# 任务说明:
请修改从数据开头到含有“candle: [907, 425, 913, 429]”的那一行（含首尾两行），把其中的“wave-label”一律改为“wave-marker”，其余内容保持不变，然后重新写出这些行。

# 数据内容:
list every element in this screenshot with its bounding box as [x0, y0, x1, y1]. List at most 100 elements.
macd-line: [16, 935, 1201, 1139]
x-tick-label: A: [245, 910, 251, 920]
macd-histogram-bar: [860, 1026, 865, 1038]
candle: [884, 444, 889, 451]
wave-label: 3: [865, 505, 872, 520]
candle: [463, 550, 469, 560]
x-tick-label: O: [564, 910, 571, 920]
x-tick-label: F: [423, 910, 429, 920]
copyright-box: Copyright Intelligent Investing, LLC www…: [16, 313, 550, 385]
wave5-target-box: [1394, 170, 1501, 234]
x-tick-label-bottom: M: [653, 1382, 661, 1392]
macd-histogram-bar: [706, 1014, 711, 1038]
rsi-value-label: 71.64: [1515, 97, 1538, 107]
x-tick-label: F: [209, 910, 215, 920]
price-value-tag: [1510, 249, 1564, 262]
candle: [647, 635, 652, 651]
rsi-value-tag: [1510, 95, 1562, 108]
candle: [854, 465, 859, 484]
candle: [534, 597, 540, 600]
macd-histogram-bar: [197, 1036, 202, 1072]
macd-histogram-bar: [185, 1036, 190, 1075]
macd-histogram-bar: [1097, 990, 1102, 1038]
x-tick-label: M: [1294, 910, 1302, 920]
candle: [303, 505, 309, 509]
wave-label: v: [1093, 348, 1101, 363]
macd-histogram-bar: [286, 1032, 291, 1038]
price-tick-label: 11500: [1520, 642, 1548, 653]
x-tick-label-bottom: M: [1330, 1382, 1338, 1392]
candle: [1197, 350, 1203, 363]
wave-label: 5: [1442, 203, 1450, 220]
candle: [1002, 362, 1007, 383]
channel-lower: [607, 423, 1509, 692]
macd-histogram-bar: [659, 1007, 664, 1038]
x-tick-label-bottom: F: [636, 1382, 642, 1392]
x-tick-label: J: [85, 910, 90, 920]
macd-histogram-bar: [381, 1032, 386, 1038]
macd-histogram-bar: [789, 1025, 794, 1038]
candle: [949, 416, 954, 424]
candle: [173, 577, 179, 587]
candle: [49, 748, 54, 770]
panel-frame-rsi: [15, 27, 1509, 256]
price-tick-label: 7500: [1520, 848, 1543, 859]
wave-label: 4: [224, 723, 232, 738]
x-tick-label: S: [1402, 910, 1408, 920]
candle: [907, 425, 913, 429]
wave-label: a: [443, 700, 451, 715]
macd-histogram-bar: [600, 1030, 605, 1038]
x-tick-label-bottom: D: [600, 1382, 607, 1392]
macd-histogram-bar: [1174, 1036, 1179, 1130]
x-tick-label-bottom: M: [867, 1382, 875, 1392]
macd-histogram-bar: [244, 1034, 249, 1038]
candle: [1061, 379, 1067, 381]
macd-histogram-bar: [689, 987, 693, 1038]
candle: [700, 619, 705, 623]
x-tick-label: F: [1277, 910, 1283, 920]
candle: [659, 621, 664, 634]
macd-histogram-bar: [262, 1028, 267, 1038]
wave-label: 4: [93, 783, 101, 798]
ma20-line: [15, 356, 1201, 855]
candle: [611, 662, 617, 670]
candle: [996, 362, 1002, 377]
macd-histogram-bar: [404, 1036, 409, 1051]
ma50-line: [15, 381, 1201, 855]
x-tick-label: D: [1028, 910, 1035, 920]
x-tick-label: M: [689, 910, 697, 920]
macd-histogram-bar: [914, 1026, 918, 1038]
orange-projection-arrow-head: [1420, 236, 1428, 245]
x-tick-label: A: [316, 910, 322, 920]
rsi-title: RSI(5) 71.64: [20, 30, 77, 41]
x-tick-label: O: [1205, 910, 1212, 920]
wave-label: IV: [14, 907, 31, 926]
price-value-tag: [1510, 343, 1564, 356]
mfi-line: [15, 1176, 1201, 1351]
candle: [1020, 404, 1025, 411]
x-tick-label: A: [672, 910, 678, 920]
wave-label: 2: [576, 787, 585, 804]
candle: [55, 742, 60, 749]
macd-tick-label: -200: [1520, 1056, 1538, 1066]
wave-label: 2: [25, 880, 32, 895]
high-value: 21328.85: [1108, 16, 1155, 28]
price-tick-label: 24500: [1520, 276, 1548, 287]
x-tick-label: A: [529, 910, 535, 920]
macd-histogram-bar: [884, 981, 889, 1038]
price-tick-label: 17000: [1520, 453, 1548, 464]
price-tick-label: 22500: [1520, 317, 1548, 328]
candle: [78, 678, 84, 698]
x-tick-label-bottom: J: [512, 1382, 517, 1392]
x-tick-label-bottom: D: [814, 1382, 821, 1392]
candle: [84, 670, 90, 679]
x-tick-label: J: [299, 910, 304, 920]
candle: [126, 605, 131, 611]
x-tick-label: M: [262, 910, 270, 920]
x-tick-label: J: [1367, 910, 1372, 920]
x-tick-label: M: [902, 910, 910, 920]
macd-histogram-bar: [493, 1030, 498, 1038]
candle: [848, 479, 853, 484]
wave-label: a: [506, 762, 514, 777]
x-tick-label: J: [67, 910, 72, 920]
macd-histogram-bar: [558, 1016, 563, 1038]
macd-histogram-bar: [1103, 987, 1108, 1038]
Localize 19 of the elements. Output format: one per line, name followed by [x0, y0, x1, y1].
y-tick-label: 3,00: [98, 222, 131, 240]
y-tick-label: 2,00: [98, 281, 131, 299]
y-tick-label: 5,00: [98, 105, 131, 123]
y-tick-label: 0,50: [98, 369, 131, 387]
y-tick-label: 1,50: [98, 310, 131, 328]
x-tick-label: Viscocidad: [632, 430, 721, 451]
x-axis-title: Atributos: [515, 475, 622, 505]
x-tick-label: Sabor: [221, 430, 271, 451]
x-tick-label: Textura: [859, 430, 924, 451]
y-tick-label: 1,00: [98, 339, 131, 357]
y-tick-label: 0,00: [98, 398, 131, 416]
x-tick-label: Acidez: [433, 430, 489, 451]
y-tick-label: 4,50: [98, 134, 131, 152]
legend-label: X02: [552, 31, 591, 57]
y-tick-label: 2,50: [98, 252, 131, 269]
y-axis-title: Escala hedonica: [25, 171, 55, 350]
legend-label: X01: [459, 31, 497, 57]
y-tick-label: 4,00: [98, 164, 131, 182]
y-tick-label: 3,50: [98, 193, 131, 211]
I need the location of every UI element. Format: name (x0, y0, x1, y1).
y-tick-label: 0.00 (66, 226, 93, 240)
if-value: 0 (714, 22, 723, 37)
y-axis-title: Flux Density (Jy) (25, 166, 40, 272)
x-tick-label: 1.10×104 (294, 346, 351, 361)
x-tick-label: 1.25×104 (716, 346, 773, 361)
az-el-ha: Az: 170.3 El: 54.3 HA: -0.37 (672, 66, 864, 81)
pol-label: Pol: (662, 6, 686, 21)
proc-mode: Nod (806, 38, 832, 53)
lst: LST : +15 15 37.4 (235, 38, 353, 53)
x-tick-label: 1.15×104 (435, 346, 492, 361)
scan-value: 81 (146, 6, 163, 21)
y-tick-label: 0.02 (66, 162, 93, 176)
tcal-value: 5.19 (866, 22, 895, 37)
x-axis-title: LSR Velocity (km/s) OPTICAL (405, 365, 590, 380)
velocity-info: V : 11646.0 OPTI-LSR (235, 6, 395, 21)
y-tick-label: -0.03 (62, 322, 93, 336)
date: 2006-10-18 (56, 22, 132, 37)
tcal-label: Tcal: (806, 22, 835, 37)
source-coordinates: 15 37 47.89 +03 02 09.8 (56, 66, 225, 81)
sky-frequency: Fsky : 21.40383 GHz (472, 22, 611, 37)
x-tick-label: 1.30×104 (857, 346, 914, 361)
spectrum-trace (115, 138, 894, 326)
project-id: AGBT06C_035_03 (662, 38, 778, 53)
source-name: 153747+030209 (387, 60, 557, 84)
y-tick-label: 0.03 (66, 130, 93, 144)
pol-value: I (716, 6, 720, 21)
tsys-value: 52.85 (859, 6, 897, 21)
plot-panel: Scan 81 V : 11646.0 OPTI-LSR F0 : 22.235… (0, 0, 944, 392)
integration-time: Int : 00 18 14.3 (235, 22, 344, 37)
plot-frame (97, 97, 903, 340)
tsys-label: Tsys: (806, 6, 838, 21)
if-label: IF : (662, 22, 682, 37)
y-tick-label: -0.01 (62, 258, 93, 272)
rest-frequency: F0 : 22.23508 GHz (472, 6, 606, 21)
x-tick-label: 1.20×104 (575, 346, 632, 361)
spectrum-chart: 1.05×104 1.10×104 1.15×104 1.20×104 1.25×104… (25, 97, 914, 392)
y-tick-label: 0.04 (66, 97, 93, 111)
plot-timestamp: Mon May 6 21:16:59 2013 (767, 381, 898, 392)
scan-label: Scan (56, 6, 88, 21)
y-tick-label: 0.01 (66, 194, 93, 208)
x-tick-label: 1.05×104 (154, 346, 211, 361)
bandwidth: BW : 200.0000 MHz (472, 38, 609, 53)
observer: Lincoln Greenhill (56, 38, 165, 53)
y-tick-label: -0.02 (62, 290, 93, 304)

# 本题答案:
list every element in this screenshot with its bounding box as [x0, y0, x1, y1]. List at most 100 elements.
macd-line: [16, 935, 1201, 1139]
x-tick-label: A: [245, 910, 251, 920]
macd-histogram-bar: [860, 1026, 865, 1038]
candle: [884, 444, 889, 451]
wave-marker: 3: [865, 505, 872, 520]
candle: [463, 550, 469, 560]
x-tick-label: O: [564, 910, 571, 920]
x-tick-label: F: [423, 910, 429, 920]
copyright-box: Copyright Intelligent Investing, LLC www…: [16, 313, 550, 385]
wave5-target-box: [1394, 170, 1501, 234]
x-tick-label-bottom: M: [653, 1382, 661, 1392]
macd-histogram-bar: [706, 1014, 711, 1038]
rsi-value-label: 71.64: [1515, 97, 1538, 107]
x-tick-label: F: [209, 910, 215, 920]
price-value-tag: [1510, 249, 1564, 262]
candle: [647, 635, 652, 651]
rsi-value-tag: [1510, 95, 1562, 108]
candle: [854, 465, 859, 484]
candle: [534, 597, 540, 600]
macd-histogram-bar: [197, 1036, 202, 1072]
macd-histogram-bar: [185, 1036, 190, 1075]
macd-histogram-bar: [1097, 990, 1102, 1038]
x-tick-label: M: [1294, 910, 1302, 920]
candle: [303, 505, 309, 509]
wave-marker: v: [1093, 348, 1101, 363]
macd-histogram-bar: [286, 1032, 291, 1038]
price-tick-label: 11500: [1520, 642, 1548, 653]
x-tick-label-bottom: M: [1330, 1382, 1338, 1392]
candle: [1197, 350, 1203, 363]
wave-marker: 5: [1442, 203, 1450, 220]
candle: [1002, 362, 1007, 383]
channel-lower: [607, 423, 1509, 692]
macd-histogram-bar: [659, 1007, 664, 1038]
x-tick-label-bottom: F: [636, 1382, 642, 1392]
x-tick-label: J: [85, 910, 90, 920]
macd-histogram-bar: [381, 1032, 386, 1038]
macd-histogram-bar: [789, 1025, 794, 1038]
candle: [949, 416, 954, 424]
candle: [173, 577, 179, 587]
candle: [49, 748, 54, 770]
panel-frame-rsi: [15, 27, 1509, 256]
price-tick-label: 7500: [1520, 848, 1543, 859]
wave-marker: 4: [224, 723, 232, 738]
x-tick-label: S: [1402, 910, 1408, 920]
candle: [907, 425, 913, 429]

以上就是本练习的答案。